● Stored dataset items
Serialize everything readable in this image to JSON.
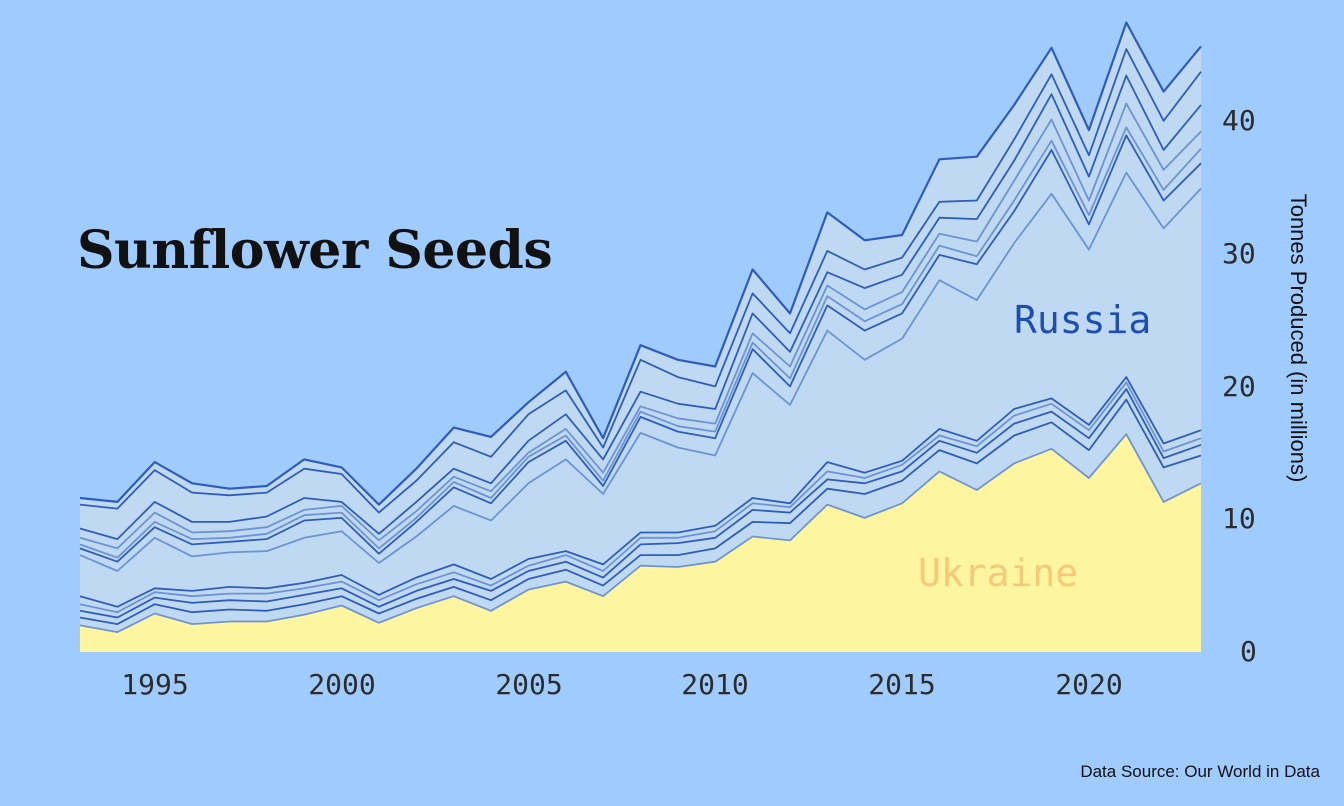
{
  "title": "Sunflower Seeds",
  "labels": {
    "russia": "Russia",
    "ukraine": "Ukraine"
  },
  "y_axis_title": "Tonnes Produced (in millions)",
  "source": "Data Source: Our World in Data",
  "colors": {
    "background": "#a0cbff",
    "russia_fill": "#c0d9f2",
    "ukraine_fill": "#fff5a0",
    "line_dark": "#1f4fb5",
    "line_light": "#5d86cf",
    "russia_label": "#1d4fb0",
    "ukraine_label": "#f5c97a"
  },
  "x_ticks": [
    "1995",
    "2000",
    "2005",
    "2010",
    "2015",
    "2020"
  ],
  "y_ticks": [
    "0",
    "10",
    "20",
    "30",
    "40"
  ],
  "chart_data": {
    "type": "area",
    "stacked": true,
    "title": "Sunflower Seeds",
    "xlabel": "",
    "ylabel": "Tonnes Produced (in millions)",
    "ylim": [
      0,
      48
    ],
    "xlim": [
      1993,
      2023
    ],
    "grid": false,
    "legend": "inline labels (Ukraine, Russia)",
    "x": [
      1993,
      1994,
      1995,
      1996,
      1997,
      1998,
      1999,
      2000,
      2001,
      2002,
      2003,
      2004,
      2005,
      2006,
      2007,
      2008,
      2009,
      2010,
      2011,
      2012,
      2013,
      2014,
      2015,
      2016,
      2017,
      2018,
      2019,
      2020,
      2021,
      2022,
      2023
    ],
    "cumulative_boundaries": [
      {
        "name": "Ukraine",
        "values": [
          2.0,
          1.5,
          2.9,
          2.1,
          2.3,
          2.3,
          2.8,
          3.5,
          2.2,
          3.3,
          4.2,
          3.1,
          4.7,
          5.3,
          4.2,
          6.5,
          6.4,
          6.8,
          8.7,
          8.4,
          11.1,
          10.1,
          11.2,
          13.6,
          12.2,
          14.2,
          15.3,
          13.1,
          16.4,
          11.3,
          12.7
        ]
      },
      {
        "name": "layer 2",
        "values": [
          2.6,
          2.1,
          3.6,
          3.0,
          3.2,
          3.1,
          3.6,
          4.2,
          2.9,
          4.0,
          4.9,
          3.9,
          5.5,
          6.2,
          5.0,
          7.3,
          7.3,
          7.8,
          9.8,
          9.7,
          12.3,
          11.9,
          12.9,
          15.2,
          14.2,
          16.3,
          17.3,
          15.2,
          19.0,
          13.9,
          14.8
        ]
      },
      {
        "name": "layer 3",
        "values": [
          3.1,
          2.6,
          4.1,
          3.7,
          3.9,
          3.8,
          4.3,
          4.8,
          3.4,
          4.6,
          5.5,
          4.6,
          6.1,
          6.8,
          5.6,
          8.1,
          8.2,
          8.6,
          10.7,
          10.5,
          13.0,
          12.7,
          13.6,
          15.9,
          15.0,
          17.2,
          18.1,
          16.1,
          19.8,
          14.6,
          15.6
        ]
      },
      {
        "name": "layer 4",
        "values": [
          3.6,
          3.0,
          4.5,
          4.2,
          4.4,
          4.4,
          4.8,
          5.3,
          3.9,
          5.1,
          6.0,
          5.0,
          6.5,
          7.3,
          6.1,
          8.6,
          8.6,
          9.1,
          11.2,
          10.9,
          13.6,
          13.1,
          14.1,
          16.3,
          15.5,
          17.8,
          18.7,
          16.7,
          20.3,
          15.1,
          16.1
        ]
      },
      {
        "name": "layer 5",
        "values": [
          4.2,
          3.4,
          4.8,
          4.6,
          4.9,
          4.8,
          5.2,
          5.8,
          4.3,
          5.6,
          6.6,
          5.5,
          7.0,
          7.6,
          6.6,
          9.0,
          9.0,
          9.5,
          11.6,
          11.2,
          14.3,
          13.5,
          14.4,
          16.8,
          15.9,
          18.3,
          19.1,
          17.1,
          20.7,
          15.7,
          16.7
        ]
      },
      {
        "name": "Russia",
        "values": [
          7.3,
          6.1,
          8.6,
          7.2,
          7.5,
          7.6,
          8.6,
          9.1,
          6.7,
          8.7,
          11.0,
          9.9,
          12.7,
          14.5,
          11.9,
          16.5,
          15.4,
          14.8,
          21.0,
          18.6,
          24.2,
          22.0,
          23.6,
          28.0,
          26.5,
          30.8,
          34.5,
          30.3,
          36.1,
          31.9,
          34.9
        ]
      },
      {
        "name": "layer 7",
        "values": [
          7.8,
          6.8,
          9.4,
          8.1,
          8.3,
          8.5,
          9.9,
          10.1,
          7.4,
          9.8,
          12.4,
          11.2,
          14.3,
          15.9,
          12.5,
          17.7,
          16.6,
          16.1,
          22.8,
          20.0,
          26.1,
          24.2,
          25.5,
          29.9,
          29.2,
          33.2,
          37.8,
          32.2,
          38.9,
          34.0,
          36.8
        ]
      },
      {
        "name": "layer 8",
        "values": [
          8.1,
          7.1,
          9.8,
          8.5,
          8.6,
          8.9,
          10.3,
          10.5,
          7.8,
          10.1,
          12.8,
          11.6,
          14.7,
          16.3,
          12.9,
          18.1,
          17.0,
          16.6,
          23.3,
          20.6,
          26.8,
          24.9,
          26.2,
          30.6,
          29.8,
          34.0,
          38.5,
          32.9,
          39.5,
          34.8,
          37.9
        ]
      },
      {
        "name": "layer 9",
        "values": [
          8.6,
          7.8,
          10.5,
          9.0,
          9.1,
          9.4,
          10.7,
          11.0,
          8.4,
          10.6,
          13.2,
          12.1,
          15.0,
          16.8,
          13.5,
          18.5,
          17.6,
          17.2,
          24.0,
          21.5,
          27.6,
          25.8,
          27.1,
          31.5,
          30.9,
          35.5,
          40.1,
          34.0,
          41.3,
          36.3,
          39.2
        ]
      },
      {
        "name": "layer 10",
        "values": [
          9.3,
          8.5,
          11.3,
          9.8,
          9.8,
          10.2,
          11.6,
          11.3,
          8.9,
          11.3,
          13.8,
          12.7,
          15.9,
          17.9,
          14.5,
          19.6,
          18.7,
          18.3,
          25.5,
          22.6,
          28.6,
          27.4,
          28.4,
          32.7,
          32.6,
          37.0,
          42.0,
          35.8,
          43.4,
          37.8,
          41.2
        ]
      },
      {
        "name": "layer 11",
        "values": [
          11.1,
          10.8,
          13.7,
          12.0,
          11.8,
          12.0,
          13.8,
          13.4,
          10.5,
          12.9,
          15.8,
          14.7,
          17.9,
          19.7,
          15.4,
          22.0,
          20.7,
          20.0,
          27.0,
          24.0,
          30.2,
          28.8,
          29.7,
          33.9,
          34.0,
          38.6,
          43.5,
          37.4,
          45.4,
          40.0,
          43.7
        ]
      },
      {
        "name": "Total",
        "values": [
          11.6,
          11.3,
          14.3,
          12.7,
          12.3,
          12.5,
          14.5,
          13.9,
          11.1,
          13.8,
          16.9,
          16.2,
          18.8,
          21.1,
          16.1,
          23.1,
          22.0,
          21.5,
          28.8,
          25.5,
          33.1,
          31.0,
          31.4,
          37.1,
          37.3,
          41.2,
          45.5,
          39.3,
          47.4,
          42.2,
          45.6
        ]
      }
    ]
  }
}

● Task goal
Filter the records down to the lines that contain the string "Tonnes", and copy those lines.

● Exercise answer
  "y_axis_title": "Tonnes Produced (in millions)",
    "ylabel": "Tonnes Produced (in millions)",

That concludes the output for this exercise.